Task objective:
Transcribe the records below exactly, leaving out any pictures.
--- Start ---
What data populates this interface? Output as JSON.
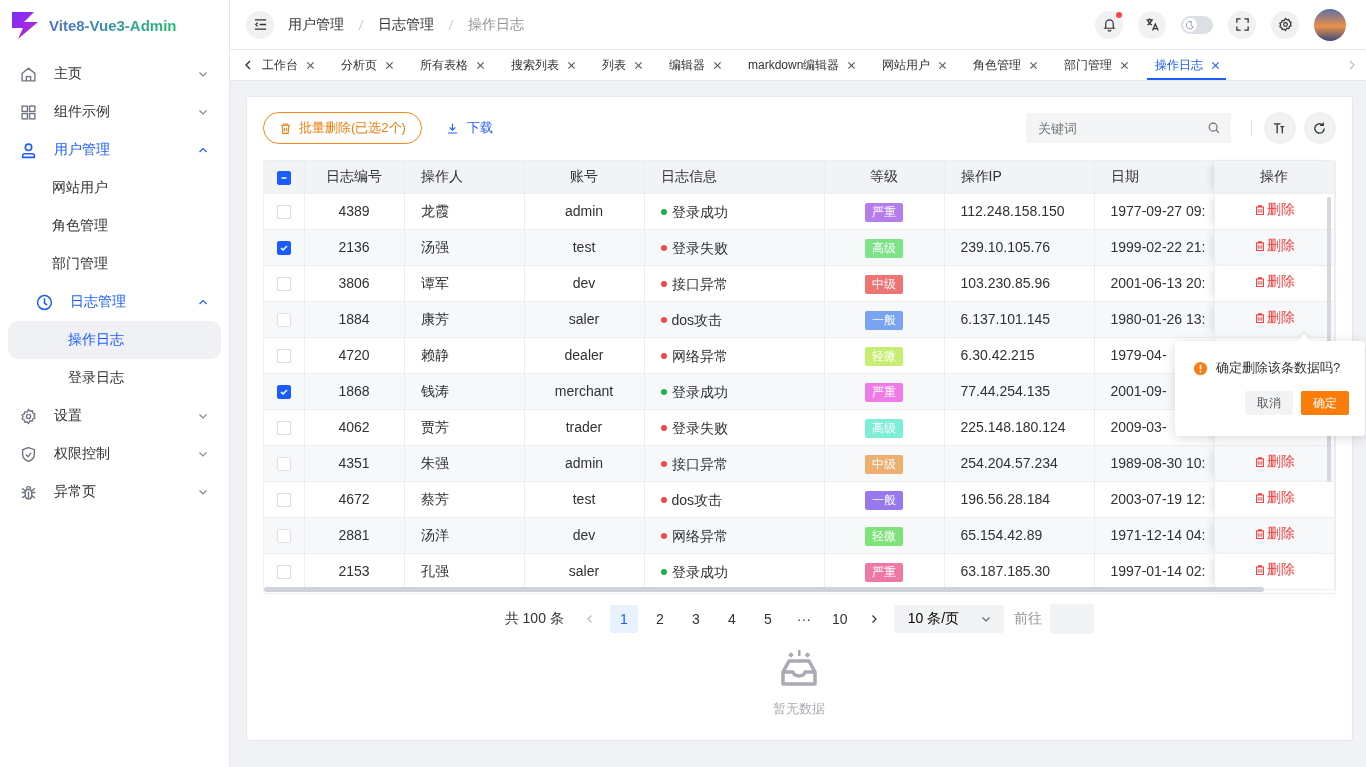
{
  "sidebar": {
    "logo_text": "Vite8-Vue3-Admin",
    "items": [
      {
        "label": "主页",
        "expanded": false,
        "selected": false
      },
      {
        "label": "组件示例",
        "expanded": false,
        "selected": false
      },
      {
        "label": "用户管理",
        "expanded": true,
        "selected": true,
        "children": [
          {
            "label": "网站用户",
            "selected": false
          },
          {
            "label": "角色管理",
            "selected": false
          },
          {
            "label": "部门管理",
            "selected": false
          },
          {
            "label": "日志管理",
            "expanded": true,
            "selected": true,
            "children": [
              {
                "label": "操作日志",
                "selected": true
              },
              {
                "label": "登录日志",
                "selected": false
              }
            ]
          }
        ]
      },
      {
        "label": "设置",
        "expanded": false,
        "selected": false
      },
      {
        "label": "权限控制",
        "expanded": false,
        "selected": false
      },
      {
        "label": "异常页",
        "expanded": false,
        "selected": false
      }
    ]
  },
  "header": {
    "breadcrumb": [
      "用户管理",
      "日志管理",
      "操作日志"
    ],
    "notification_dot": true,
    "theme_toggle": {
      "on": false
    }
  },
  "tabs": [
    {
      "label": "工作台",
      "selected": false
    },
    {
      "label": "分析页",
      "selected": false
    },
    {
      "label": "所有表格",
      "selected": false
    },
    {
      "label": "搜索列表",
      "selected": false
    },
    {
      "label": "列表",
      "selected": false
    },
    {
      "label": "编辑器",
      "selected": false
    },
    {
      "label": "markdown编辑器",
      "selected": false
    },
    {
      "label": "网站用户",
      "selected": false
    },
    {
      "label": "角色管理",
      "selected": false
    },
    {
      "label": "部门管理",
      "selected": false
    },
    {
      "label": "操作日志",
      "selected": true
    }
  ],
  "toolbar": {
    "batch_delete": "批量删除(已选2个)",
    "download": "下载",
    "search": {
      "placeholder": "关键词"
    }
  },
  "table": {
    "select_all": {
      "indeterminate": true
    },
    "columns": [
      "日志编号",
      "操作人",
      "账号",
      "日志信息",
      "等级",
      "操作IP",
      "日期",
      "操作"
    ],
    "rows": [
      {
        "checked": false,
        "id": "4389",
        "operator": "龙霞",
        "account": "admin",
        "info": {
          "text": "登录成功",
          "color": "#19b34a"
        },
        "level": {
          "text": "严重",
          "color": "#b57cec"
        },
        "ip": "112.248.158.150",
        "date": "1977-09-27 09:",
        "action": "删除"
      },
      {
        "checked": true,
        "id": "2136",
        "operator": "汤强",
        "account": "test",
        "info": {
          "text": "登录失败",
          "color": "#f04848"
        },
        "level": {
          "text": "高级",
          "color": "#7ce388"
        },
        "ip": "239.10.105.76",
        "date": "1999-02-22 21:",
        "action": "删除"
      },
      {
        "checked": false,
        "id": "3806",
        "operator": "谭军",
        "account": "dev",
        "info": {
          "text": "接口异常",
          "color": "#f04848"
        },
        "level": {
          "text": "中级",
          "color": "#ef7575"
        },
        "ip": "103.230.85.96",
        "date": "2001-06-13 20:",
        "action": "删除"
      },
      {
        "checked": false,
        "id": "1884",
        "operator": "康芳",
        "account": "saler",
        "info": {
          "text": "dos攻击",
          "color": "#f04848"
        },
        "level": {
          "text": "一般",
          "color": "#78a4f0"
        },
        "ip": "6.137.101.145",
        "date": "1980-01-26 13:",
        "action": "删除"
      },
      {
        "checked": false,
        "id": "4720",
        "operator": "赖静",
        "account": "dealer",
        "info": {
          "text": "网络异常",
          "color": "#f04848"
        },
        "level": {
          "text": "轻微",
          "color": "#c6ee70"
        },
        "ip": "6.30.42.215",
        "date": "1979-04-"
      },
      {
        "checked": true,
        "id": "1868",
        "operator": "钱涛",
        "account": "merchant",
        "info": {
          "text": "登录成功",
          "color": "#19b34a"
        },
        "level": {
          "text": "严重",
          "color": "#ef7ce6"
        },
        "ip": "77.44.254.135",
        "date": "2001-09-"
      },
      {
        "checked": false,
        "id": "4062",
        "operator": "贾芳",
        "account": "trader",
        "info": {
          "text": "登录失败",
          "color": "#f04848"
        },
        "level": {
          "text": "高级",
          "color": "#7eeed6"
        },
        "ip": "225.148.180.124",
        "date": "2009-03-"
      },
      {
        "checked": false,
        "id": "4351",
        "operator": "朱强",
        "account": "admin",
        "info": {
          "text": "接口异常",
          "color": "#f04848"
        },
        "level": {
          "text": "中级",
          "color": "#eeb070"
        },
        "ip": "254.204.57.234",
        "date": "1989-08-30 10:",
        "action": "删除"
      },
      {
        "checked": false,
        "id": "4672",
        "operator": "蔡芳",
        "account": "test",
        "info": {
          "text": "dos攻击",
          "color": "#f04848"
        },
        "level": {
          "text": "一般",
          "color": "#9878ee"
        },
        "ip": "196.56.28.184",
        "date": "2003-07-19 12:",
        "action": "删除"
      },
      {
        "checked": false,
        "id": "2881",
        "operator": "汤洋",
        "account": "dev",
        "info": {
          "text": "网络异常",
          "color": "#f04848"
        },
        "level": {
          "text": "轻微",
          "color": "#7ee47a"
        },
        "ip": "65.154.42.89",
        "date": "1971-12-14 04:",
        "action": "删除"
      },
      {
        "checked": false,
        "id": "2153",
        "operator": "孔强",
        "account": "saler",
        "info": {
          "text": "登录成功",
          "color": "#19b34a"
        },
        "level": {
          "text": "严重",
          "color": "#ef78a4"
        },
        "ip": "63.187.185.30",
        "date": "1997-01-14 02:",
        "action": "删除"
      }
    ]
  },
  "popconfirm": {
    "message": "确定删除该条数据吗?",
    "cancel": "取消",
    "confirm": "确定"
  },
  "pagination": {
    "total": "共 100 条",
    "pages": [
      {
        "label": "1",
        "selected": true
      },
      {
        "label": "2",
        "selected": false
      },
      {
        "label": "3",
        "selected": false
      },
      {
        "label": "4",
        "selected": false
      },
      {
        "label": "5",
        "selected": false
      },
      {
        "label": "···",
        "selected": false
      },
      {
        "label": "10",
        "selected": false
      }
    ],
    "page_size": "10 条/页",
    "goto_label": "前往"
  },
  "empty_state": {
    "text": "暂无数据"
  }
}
--- End ---
Correct answer:
What data populates this interface? Output as JSON.
{
  "sidebar": {
    "logo_text": "Vite8-Vue3-Admin",
    "items": [
      {
        "label": "主页",
        "expanded": false,
        "selected": false
      },
      {
        "label": "组件示例",
        "expanded": false,
        "selected": false
      },
      {
        "label": "用户管理",
        "expanded": true,
        "selected": true,
        "children": [
          {
            "label": "网站用户",
            "selected": false
          },
          {
            "label": "角色管理",
            "selected": false
          },
          {
            "label": "部门管理",
            "selected": false
          },
          {
            "label": "日志管理",
            "expanded": true,
            "selected": true,
            "children": [
              {
                "label": "操作日志",
                "selected": true
              },
              {
                "label": "登录日志",
                "selected": false
              }
            ]
          }
        ]
      },
      {
        "label": "设置",
        "expanded": false,
        "selected": false
      },
      {
        "label": "权限控制",
        "expanded": false,
        "selected": false
      },
      {
        "label": "异常页",
        "expanded": false,
        "selected": false
      }
    ]
  },
  "header": {
    "breadcrumb": [
      "用户管理",
      "日志管理",
      "操作日志"
    ],
    "notification_dot": true,
    "theme_toggle": {
      "on": false
    }
  },
  "tabs": [
    {
      "label": "工作台",
      "selected": false
    },
    {
      "label": "分析页",
      "selected": false
    },
    {
      "label": "所有表格",
      "selected": false
    },
    {
      "label": "搜索列表",
      "selected": false
    },
    {
      "label": "列表",
      "selected": false
    },
    {
      "label": "编辑器",
      "selected": false
    },
    {
      "label": "markdown编辑器",
      "selected": false
    },
    {
      "label": "网站用户",
      "selected": false
    },
    {
      "label": "角色管理",
      "selected": false
    },
    {
      "label": "部门管理",
      "selected": false
    },
    {
      "label": "操作日志",
      "selected": true
    }
  ],
  "toolbar": {
    "batch_delete": "批量删除(已选2个)",
    "download": "下载",
    "search": {
      "placeholder": "关键词"
    }
  },
  "table": {
    "select_all": {
      "indeterminate": true
    },
    "columns": [
      "日志编号",
      "操作人",
      "账号",
      "日志信息",
      "等级",
      "操作IP",
      "日期",
      "操作"
    ],
    "rows": [
      {
        "checked": false,
        "id": "4389",
        "operator": "龙霞",
        "account": "admin",
        "info": {
          "text": "登录成功",
          "color": "#19b34a"
        },
        "level": {
          "text": "严重",
          "color": "#b57cec"
        },
        "ip": "112.248.158.150",
        "date": "1977-09-27 09:",
        "action": "删除"
      },
      {
        "checked": true,
        "id": "2136",
        "operator": "汤强",
        "account": "test",
        "info": {
          "text": "登录失败",
          "color": "#f04848"
        },
        "level": {
          "text": "高级",
          "color": "#7ce388"
        },
        "ip": "239.10.105.76",
        "date": "1999-02-22 21:",
        "action": "删除"
      },
      {
        "checked": false,
        "id": "3806",
        "operator": "谭军",
        "account": "dev",
        "info": {
          "text": "接口异常",
          "color": "#f04848"
        },
        "level": {
          "text": "中级",
          "color": "#ef7575"
        },
        "ip": "103.230.85.96",
        "date": "2001-06-13 20:",
        "action": "删除"
      },
      {
        "checked": false,
        "id": "1884",
        "operator": "康芳",
        "account": "saler",
        "info": {
          "text": "dos攻击",
          "color": "#f04848"
        },
        "level": {
          "text": "一般",
          "color": "#78a4f0"
        },
        "ip": "6.137.101.145",
        "date": "1980-01-26 13:",
        "action": "删除"
      },
      {
        "checked": false,
        "id": "4720",
        "operator": "赖静",
        "account": "dealer",
        "info": {
          "text": "网络异常",
          "color": "#f04848"
        },
        "level": {
          "text": "轻微",
          "color": "#c6ee70"
        },
        "ip": "6.30.42.215",
        "date": "1979-04-"
      },
      {
        "checked": true,
        "id": "1868",
        "operator": "钱涛",
        "account": "merchant",
        "info": {
          "text": "登录成功",
          "color": "#19b34a"
        },
        "level": {
          "text": "严重",
          "color": "#ef7ce6"
        },
        "ip": "77.44.254.135",
        "date": "2001-09-"
      },
      {
        "checked": false,
        "id": "4062",
        "operator": "贾芳",
        "account": "trader",
        "info": {
          "text": "登录失败",
          "color": "#f04848"
        },
        "level": {
          "text": "高级",
          "color": "#7eeed6"
        },
        "ip": "225.148.180.124",
        "date": "2009-03-"
      },
      {
        "checked": false,
        "id": "4351",
        "operator": "朱强",
        "account": "admin",
        "info": {
          "text": "接口异常",
          "color": "#f04848"
        },
        "level": {
          "text": "中级",
          "color": "#eeb070"
        },
        "ip": "254.204.57.234",
        "date": "1989-08-30 10:",
        "action": "删除"
      },
      {
        "checked": false,
        "id": "4672",
        "operator": "蔡芳",
        "account": "test",
        "info": {
          "text": "dos攻击",
          "color": "#f04848"
        },
        "level": {
          "text": "一般",
          "color": "#9878ee"
        },
        "ip": "196.56.28.184",
        "date": "2003-07-19 12:",
        "action": "删除"
      },
      {
        "checked": false,
        "id": "2881",
        "operator": "汤洋",
        "account": "dev",
        "info": {
          "text": "网络异常",
          "color": "#f04848"
        },
        "level": {
          "text": "轻微",
          "color": "#7ee47a"
        },
        "ip": "65.154.42.89",
        "date": "1971-12-14 04:",
        "action": "删除"
      },
      {
        "checked": false,
        "id": "2153",
        "operator": "孔强",
        "account": "saler",
        "info": {
          "text": "登录成功",
          "color": "#19b34a"
        },
        "level": {
          "text": "严重",
          "color": "#ef78a4"
        },
        "ip": "63.187.185.30",
        "date": "1997-01-14 02:",
        "action": "删除"
      }
    ]
  },
  "popconfirm": {
    "message": "确定删除该条数据吗?",
    "cancel": "取消",
    "confirm": "确定"
  },
  "pagination": {
    "total": "共 100 条",
    "pages": [
      {
        "label": "1",
        "selected": true
      },
      {
        "label": "2",
        "selected": false
      },
      {
        "label": "3",
        "selected": false
      },
      {
        "label": "4",
        "selected": false
      },
      {
        "label": "5",
        "selected": false
      },
      {
        "label": "···",
        "selected": false
      },
      {
        "label": "10",
        "selected": false
      }
    ],
    "page_size": "10 条/页",
    "goto_label": "前往"
  },
  "empty_state": {
    "text": "暂无数据"
  }
}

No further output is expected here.